Could you give the data below again, exactly and completely?

# Task inputs
▽

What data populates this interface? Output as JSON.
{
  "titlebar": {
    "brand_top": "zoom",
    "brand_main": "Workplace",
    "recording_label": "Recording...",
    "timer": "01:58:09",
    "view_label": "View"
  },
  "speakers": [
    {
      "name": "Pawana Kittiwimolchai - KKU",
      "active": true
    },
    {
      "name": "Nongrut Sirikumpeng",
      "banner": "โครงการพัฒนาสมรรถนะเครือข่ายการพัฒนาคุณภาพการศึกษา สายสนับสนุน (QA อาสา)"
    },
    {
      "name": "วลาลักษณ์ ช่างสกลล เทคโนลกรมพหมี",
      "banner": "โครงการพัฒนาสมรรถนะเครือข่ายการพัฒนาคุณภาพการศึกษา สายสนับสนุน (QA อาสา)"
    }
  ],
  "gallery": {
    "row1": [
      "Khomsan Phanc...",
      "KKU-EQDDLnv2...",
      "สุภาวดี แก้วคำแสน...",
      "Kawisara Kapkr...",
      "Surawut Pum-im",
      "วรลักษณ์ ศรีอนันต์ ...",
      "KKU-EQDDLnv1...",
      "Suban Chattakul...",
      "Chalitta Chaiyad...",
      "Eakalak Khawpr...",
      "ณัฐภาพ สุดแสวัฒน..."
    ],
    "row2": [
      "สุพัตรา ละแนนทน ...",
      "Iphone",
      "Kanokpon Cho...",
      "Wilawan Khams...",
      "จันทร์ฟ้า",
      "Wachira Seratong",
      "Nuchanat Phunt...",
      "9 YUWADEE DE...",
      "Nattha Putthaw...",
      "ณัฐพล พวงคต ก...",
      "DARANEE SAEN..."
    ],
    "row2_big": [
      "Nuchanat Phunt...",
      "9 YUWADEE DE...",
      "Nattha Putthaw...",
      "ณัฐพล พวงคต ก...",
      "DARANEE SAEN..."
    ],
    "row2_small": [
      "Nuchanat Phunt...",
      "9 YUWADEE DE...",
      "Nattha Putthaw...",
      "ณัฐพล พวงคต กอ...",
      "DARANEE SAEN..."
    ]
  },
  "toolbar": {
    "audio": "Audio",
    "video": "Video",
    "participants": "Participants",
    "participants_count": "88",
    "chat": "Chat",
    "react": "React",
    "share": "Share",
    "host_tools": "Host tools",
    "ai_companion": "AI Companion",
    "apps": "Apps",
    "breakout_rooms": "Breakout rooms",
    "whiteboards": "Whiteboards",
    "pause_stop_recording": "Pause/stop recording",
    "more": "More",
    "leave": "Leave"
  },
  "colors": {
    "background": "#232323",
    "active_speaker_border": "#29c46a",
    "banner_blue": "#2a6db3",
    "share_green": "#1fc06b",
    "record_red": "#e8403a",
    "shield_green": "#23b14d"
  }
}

△

# Solution for this exercise
What data populates this interface? Output as JSON.
{
  "titlebar": {
    "brand_top": "zoom",
    "brand_main": "Workplace",
    "recording_label": "Recording...",
    "timer": "01:58:09",
    "view_label": "View"
  },
  "speakers": [
    {
      "name": "Pawana Kittiwimolchai - KKU",
      "active": true
    },
    {
      "name": "Nongrut Sirikumpeng",
      "banner": "โครงการพัฒนาสมรรถนะเครือข่ายการพัฒนาคุณภาพการศึกษา สายสนับสนุน (QA อาสา)"
    },
    {
      "name": "วลาลักษณ์ ช่างสกลล เทคโนลกรมพหมี",
      "banner": "โครงการพัฒนาสมรรถนะเครือข่ายการพัฒนาคุณภาพการศึกษา สายสนับสนุน (QA อาสา)"
    }
  ],
  "gallery": {
    "row1": [
      "Khomsan Phanc...",
      "KKU-EQDDLnv2...",
      "สุภาวดี แก้วคำแสน...",
      "Kawisara Kapkr...",
      "Surawut Pum-im",
      "วรลักษณ์ ศรีอนันต์ ...",
      "KKU-EQDDLnv1...",
      "Suban Chattakul...",
      "Chalitta Chaiyad...",
      "Eakalak Khawpr...",
      "ณัฐภาพ สุดแสวัฒน..."
    ],
    "row2": [
      "สุพัตรา ละแนนทน ...",
      "Iphone",
      "Kanokpon Cho...",
      "Wilawan Khams...",
      "จันทร์ฟ้า",
      "Wachira Seratong",
      "Nuchanat Phunt...",
      "9 YUWADEE DE...",
      "Nattha Putthaw...",
      "ณัฐพล พวงคต ก...",
      "DARANEE SAEN..."
    ],
    "row2_big": [
      "Nuchanat Phunt...",
      "9 YUWADEE DE...",
      "Nattha Putthaw...",
      "ณัฐพล พวงคต ก...",
      "DARANEE SAEN..."
    ],
    "row2_small": [
      "Nuchanat Phunt...",
      "9 YUWADEE DE...",
      "Nattha Putthaw...",
      "ณัฐพล พวงคต กอ...",
      "DARANEE SAEN..."
    ]
  },
  "toolbar": {
    "audio": "Audio",
    "video": "Video",
    "participants": "Participants",
    "participants_count": "88",
    "chat": "Chat",
    "react": "React",
    "share": "Share",
    "host_tools": "Host tools",
    "ai_companion": "AI Companion",
    "apps": "Apps",
    "breakout_rooms": "Breakout rooms",
    "whiteboards": "Whiteboards",
    "pause_stop_recording": "Pause/stop recording",
    "more": "More",
    "leave": "Leave"
  },
  "colors": {
    "background": "#232323",
    "active_speaker_border": "#29c46a",
    "banner_blue": "#2a6db3",
    "share_green": "#1fc06b",
    "record_red": "#e8403a",
    "shield_green": "#23b14d"
  }
}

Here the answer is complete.